#### The records

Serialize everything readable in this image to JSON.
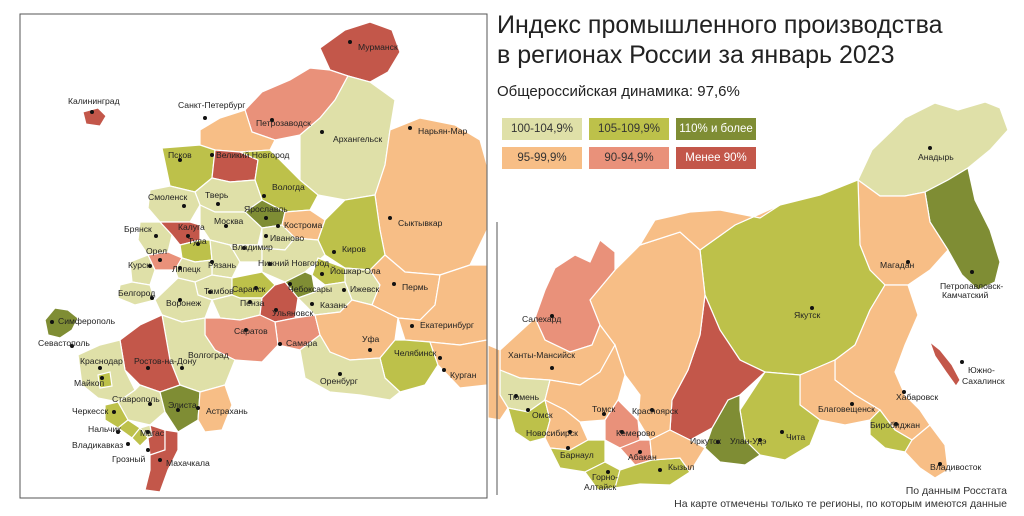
{
  "title_line1": "Индекс промышленного производства",
  "title_line2": "в регионах России за январь 2023",
  "subtitle": "Общероссийская динамика: 97,6%",
  "legend": [
    {
      "label": "100-104,9%",
      "color": "#dfe0a8",
      "text_color": "#333333"
    },
    {
      "label": "105-109,9%",
      "color": "#bdc14a",
      "text_color": "#333333"
    },
    {
      "label": "110% и более",
      "color": "#7f8d34",
      "text_color": "#ffffff"
    },
    {
      "label": "95-99,9%",
      "color": "#f7be86",
      "text_color": "#333333"
    },
    {
      "label": "90-94,9%",
      "color": "#e9917a",
      "text_color": "#333333"
    },
    {
      "label": "Менее 90%",
      "color": "#c3574a",
      "text_color": "#ffffff"
    }
  ],
  "source_line1": "По данным Росстата",
  "source_line2": "На карте отмечены только те регионы, по которым имеются данные",
  "colors": {
    "frame": "#555555",
    "dot": "#111111"
  },
  "inset_cities": [
    {
      "name": "Калининград",
      "key": "kaliningrad"
    },
    {
      "name": "Санкт-Петербург",
      "key": "spb"
    },
    {
      "name": "Петрозаводск",
      "key": "petrozavodsk"
    },
    {
      "name": "Мурманск",
      "key": "murmansk"
    },
    {
      "name": "Архангельск",
      "key": "arkhangelsk"
    },
    {
      "name": "Нарьян-Мар",
      "key": "naryanmar"
    },
    {
      "name": "Псков",
      "key": "pskov"
    },
    {
      "name": "Великий Новгород",
      "key": "novgorod"
    },
    {
      "name": "Вологда",
      "key": "vologda"
    },
    {
      "name": "Смоленск",
      "key": "smolensk"
    },
    {
      "name": "Тверь",
      "key": "tver"
    },
    {
      "name": "Ярославль",
      "key": "yaroslavl"
    },
    {
      "name": "Сыктывкар",
      "key": "syktyvkar"
    },
    {
      "name": "Брянск",
      "key": "bryansk"
    },
    {
      "name": "Калуга",
      "key": "kaluga"
    },
    {
      "name": "Москва",
      "key": "moscow"
    },
    {
      "name": "Кострома",
      "key": "kostroma"
    },
    {
      "name": "Иваново",
      "key": "ivanovo"
    },
    {
      "name": "Орел",
      "key": "orel"
    },
    {
      "name": "Тула",
      "key": "tula"
    },
    {
      "name": "Владимир",
      "key": "vladimir"
    },
    {
      "name": "Киров",
      "key": "kirov"
    },
    {
      "name": "Курск",
      "key": "kursk"
    },
    {
      "name": "Липецк",
      "key": "lipetsk"
    },
    {
      "name": "Рязань",
      "key": "ryazan"
    },
    {
      "name": "Нижний Новгород",
      "key": "nnovgorod"
    },
    {
      "name": "Йошкар-Ола",
      "key": "yoshkarola"
    },
    {
      "name": "Чебоксары",
      "key": "cheboksary"
    },
    {
      "name": "Ижевск",
      "key": "izhevsk"
    },
    {
      "name": "Пермь",
      "key": "perm"
    },
    {
      "name": "Белгород",
      "key": "belgorod"
    },
    {
      "name": "Тамбов",
      "key": "tambov"
    },
    {
      "name": "Саранск",
      "key": "saransk"
    },
    {
      "name": "Казань",
      "key": "kazan"
    },
    {
      "name": "Воронеж",
      "key": "voronezh"
    },
    {
      "name": "Пенза",
      "key": "penza"
    },
    {
      "name": "Ульяновск",
      "key": "ulyanovsk"
    },
    {
      "name": "Симферополь",
      "key": "simferopol"
    },
    {
      "name": "Екатеринбург",
      "key": "ekaterinburg"
    },
    {
      "name": "Севастополь",
      "key": "sevastopol"
    },
    {
      "name": "Саратов",
      "key": "saratov"
    },
    {
      "name": "Самара",
      "key": "samara"
    },
    {
      "name": "Уфа",
      "key": "ufa"
    },
    {
      "name": "Ростов-на-Дону",
      "key": "rostov"
    },
    {
      "name": "Краснодар",
      "key": "krasnodar"
    },
    {
      "name": "Волгоград",
      "key": "volgograd"
    },
    {
      "name": "Челябинск",
      "key": "chelyabinsk"
    },
    {
      "name": "Майкоп",
      "key": "maikop"
    },
    {
      "name": "Курган",
      "key": "kurgan"
    },
    {
      "name": "Оренбург",
      "key": "orenburg"
    },
    {
      "name": "Ставрополь",
      "key": "stavropol"
    },
    {
      "name": "Элиста",
      "key": "elista"
    },
    {
      "name": "Черкесск",
      "key": "cherkessk"
    },
    {
      "name": "Астрахань",
      "key": "astrakhan"
    },
    {
      "name": "Нальчик",
      "key": "nalchik"
    },
    {
      "name": "Магас",
      "key": "magas"
    },
    {
      "name": "Владикавказ",
      "key": "vladikavkaz"
    },
    {
      "name": "Грозный",
      "key": "grozny"
    },
    {
      "name": "Махачкала",
      "key": "makhachkala"
    }
  ],
  "main_cities": [
    {
      "name": "Анадырь",
      "key": "anadyr"
    },
    {
      "name": "Магадан",
      "key": "magadan"
    },
    {
      "name": "Якутск",
      "key": "yakutsk"
    },
    {
      "name": "Петропавловск-",
      "key": "petropavlovsk1"
    },
    {
      "name": "Камчатский",
      "key": "petropavlovsk2"
    },
    {
      "name": "Салехард",
      "key": "salekhard"
    },
    {
      "name": "Ханты-Мансийск",
      "key": "khanty"
    },
    {
      "name": "Южно-",
      "key": "yuzhno1"
    },
    {
      "name": "Сахалинск",
      "key": "yuzhno2"
    },
    {
      "name": "Тюмень",
      "key": "tyumen"
    },
    {
      "name": "Благовещенск",
      "key": "blagoveshchensk"
    },
    {
      "name": "Хабаровск",
      "key": "khabarovsk"
    },
    {
      "name": "Омск",
      "key": "omsk"
    },
    {
      "name": "Томск",
      "key": "tomsk"
    },
    {
      "name": "Красноярск",
      "key": "krasnoyarsk"
    },
    {
      "name": "Новосибирск",
      "key": "novosibirsk"
    },
    {
      "name": "Кемерово",
      "key": "kemerovo"
    },
    {
      "name": "Иркутск",
      "key": "irkutsk"
    },
    {
      "name": "Улан-Удэ",
      "key": "ulanude"
    },
    {
      "name": "Чита",
      "key": "chita"
    },
    {
      "name": "Биробиджан",
      "key": "birobidzhan"
    },
    {
      "name": "Барнаул",
      "key": "barnaul"
    },
    {
      "name": "Абакан",
      "key": "abakan"
    },
    {
      "name": "Кызыл",
      "key": "kyzyl"
    },
    {
      "name": "Горно-",
      "key": "gorno1"
    },
    {
      "name": "Алтайск",
      "key": "gorno2"
    },
    {
      "name": "Владивосток",
      "key": "vladivostok"
    }
  ]
}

########

Reproduce each line word for word and drop the pictures.

● Final result:
Serialize everything readable in this image to JSON.
{
  "title_line1": "Индекс промышленного производства",
  "title_line2": "в регионах России за январь 2023",
  "subtitle": "Общероссийская динамика: 97,6%",
  "legend": [
    {
      "label": "100-104,9%",
      "color": "#dfe0a8",
      "text_color": "#333333"
    },
    {
      "label": "105-109,9%",
      "color": "#bdc14a",
      "text_color": "#333333"
    },
    {
      "label": "110% и более",
      "color": "#7f8d34",
      "text_color": "#ffffff"
    },
    {
      "label": "95-99,9%",
      "color": "#f7be86",
      "text_color": "#333333"
    },
    {
      "label": "90-94,9%",
      "color": "#e9917a",
      "text_color": "#333333"
    },
    {
      "label": "Менее 90%",
      "color": "#c3574a",
      "text_color": "#ffffff"
    }
  ],
  "source_line1": "По данным Росстата",
  "source_line2": "На карте отмечены только те регионы, по которым имеются данные",
  "colors": {
    "frame": "#555555",
    "dot": "#111111"
  },
  "inset_cities": [
    {
      "name": "Калининград",
      "key": "kaliningrad"
    },
    {
      "name": "Санкт-Петербург",
      "key": "spb"
    },
    {
      "name": "Петрозаводск",
      "key": "petrozavodsk"
    },
    {
      "name": "Мурманск",
      "key": "murmansk"
    },
    {
      "name": "Архангельск",
      "key": "arkhangelsk"
    },
    {
      "name": "Нарьян-Мар",
      "key": "naryanmar"
    },
    {
      "name": "Псков",
      "key": "pskov"
    },
    {
      "name": "Великий Новгород",
      "key": "novgorod"
    },
    {
      "name": "Вологда",
      "key": "vologda"
    },
    {
      "name": "Смоленск",
      "key": "smolensk"
    },
    {
      "name": "Тверь",
      "key": "tver"
    },
    {
      "name": "Ярославль",
      "key": "yaroslavl"
    },
    {
      "name": "Сыктывкар",
      "key": "syktyvkar"
    },
    {
      "name": "Брянск",
      "key": "bryansk"
    },
    {
      "name": "Калуга",
      "key": "kaluga"
    },
    {
      "name": "Москва",
      "key": "moscow"
    },
    {
      "name": "Кострома",
      "key": "kostroma"
    },
    {
      "name": "Иваново",
      "key": "ivanovo"
    },
    {
      "name": "Орел",
      "key": "orel"
    },
    {
      "name": "Тула",
      "key": "tula"
    },
    {
      "name": "Владимир",
      "key": "vladimir"
    },
    {
      "name": "Киров",
      "key": "kirov"
    },
    {
      "name": "Курск",
      "key": "kursk"
    },
    {
      "name": "Липецк",
      "key": "lipetsk"
    },
    {
      "name": "Рязань",
      "key": "ryazan"
    },
    {
      "name": "Нижний Новгород",
      "key": "nnovgorod"
    },
    {
      "name": "Йошкар-Ола",
      "key": "yoshkarola"
    },
    {
      "name": "Чебоксары",
      "key": "cheboksary"
    },
    {
      "name": "Ижевск",
      "key": "izhevsk"
    },
    {
      "name": "Пермь",
      "key": "perm"
    },
    {
      "name": "Белгород",
      "key": "belgorod"
    },
    {
      "name": "Тамбов",
      "key": "tambov"
    },
    {
      "name": "Саранск",
      "key": "saransk"
    },
    {
      "name": "Казань",
      "key": "kazan"
    },
    {
      "name": "Воронеж",
      "key": "voronezh"
    },
    {
      "name": "Пенза",
      "key": "penza"
    },
    {
      "name": "Ульяновск",
      "key": "ulyanovsk"
    },
    {
      "name": "Симферополь",
      "key": "simferopol"
    },
    {
      "name": "Екатеринбург",
      "key": "ekaterinburg"
    },
    {
      "name": "Севастополь",
      "key": "sevastopol"
    },
    {
      "name": "Саратов",
      "key": "saratov"
    },
    {
      "name": "Самара",
      "key": "samara"
    },
    {
      "name": "Уфа",
      "key": "ufa"
    },
    {
      "name": "Ростов-на-Дону",
      "key": "rostov"
    },
    {
      "name": "Краснодар",
      "key": "krasnodar"
    },
    {
      "name": "Волгоград",
      "key": "volgograd"
    },
    {
      "name": "Челябинск",
      "key": "chelyabinsk"
    },
    {
      "name": "Майкоп",
      "key": "maikop"
    },
    {
      "name": "Курган",
      "key": "kurgan"
    },
    {
      "name": "Оренбург",
      "key": "orenburg"
    },
    {
      "name": "Ставрополь",
      "key": "stavropol"
    },
    {
      "name": "Элиста",
      "key": "elista"
    },
    {
      "name": "Черкесск",
      "key": "cherkessk"
    },
    {
      "name": "Астрахань",
      "key": "astrakhan"
    },
    {
      "name": "Нальчик",
      "key": "nalchik"
    },
    {
      "name": "Магас",
      "key": "magas"
    },
    {
      "name": "Владикавказ",
      "key": "vladikavkaz"
    },
    {
      "name": "Грозный",
      "key": "grozny"
    },
    {
      "name": "Махачкала",
      "key": "makhachkala"
    }
  ],
  "main_cities": [
    {
      "name": "Анадырь",
      "key": "anadyr"
    },
    {
      "name": "Магадан",
      "key": "magadan"
    },
    {
      "name": "Якутск",
      "key": "yakutsk"
    },
    {
      "name": "Петропавловск-",
      "key": "petropavlovsk1"
    },
    {
      "name": "Камчатский",
      "key": "petropavlovsk2"
    },
    {
      "name": "Салехард",
      "key": "salekhard"
    },
    {
      "name": "Ханты-Мансийск",
      "key": "khanty"
    },
    {
      "name": "Южно-",
      "key": "yuzhno1"
    },
    {
      "name": "Сахалинск",
      "key": "yuzhno2"
    },
    {
      "name": "Тюмень",
      "key": "tyumen"
    },
    {
      "name": "Благовещенск",
      "key": "blagoveshchensk"
    },
    {
      "name": "Хабаровск",
      "key": "khabarovsk"
    },
    {
      "name": "Омск",
      "key": "omsk"
    },
    {
      "name": "Томск",
      "key": "tomsk"
    },
    {
      "name": "Красноярск",
      "key": "krasnoyarsk"
    },
    {
      "name": "Новосибирск",
      "key": "novosibirsk"
    },
    {
      "name": "Кемерово",
      "key": "kemerovo"
    },
    {
      "name": "Иркутск",
      "key": "irkutsk"
    },
    {
      "name": "Улан-Удэ",
      "key": "ulanude"
    },
    {
      "name": "Чита",
      "key": "chita"
    },
    {
      "name": "Биробиджан",
      "key": "birobidzhan"
    },
    {
      "name": "Барнаул",
      "key": "barnaul"
    },
    {
      "name": "Абакан",
      "key": "abakan"
    },
    {
      "name": "Кызыл",
      "key": "kyzyl"
    },
    {
      "name": "Горно-",
      "key": "gorno1"
    },
    {
      "name": "Алтайск",
      "key": "gorno2"
    },
    {
      "name": "Владивосток",
      "key": "vladivostok"
    }
  ]
}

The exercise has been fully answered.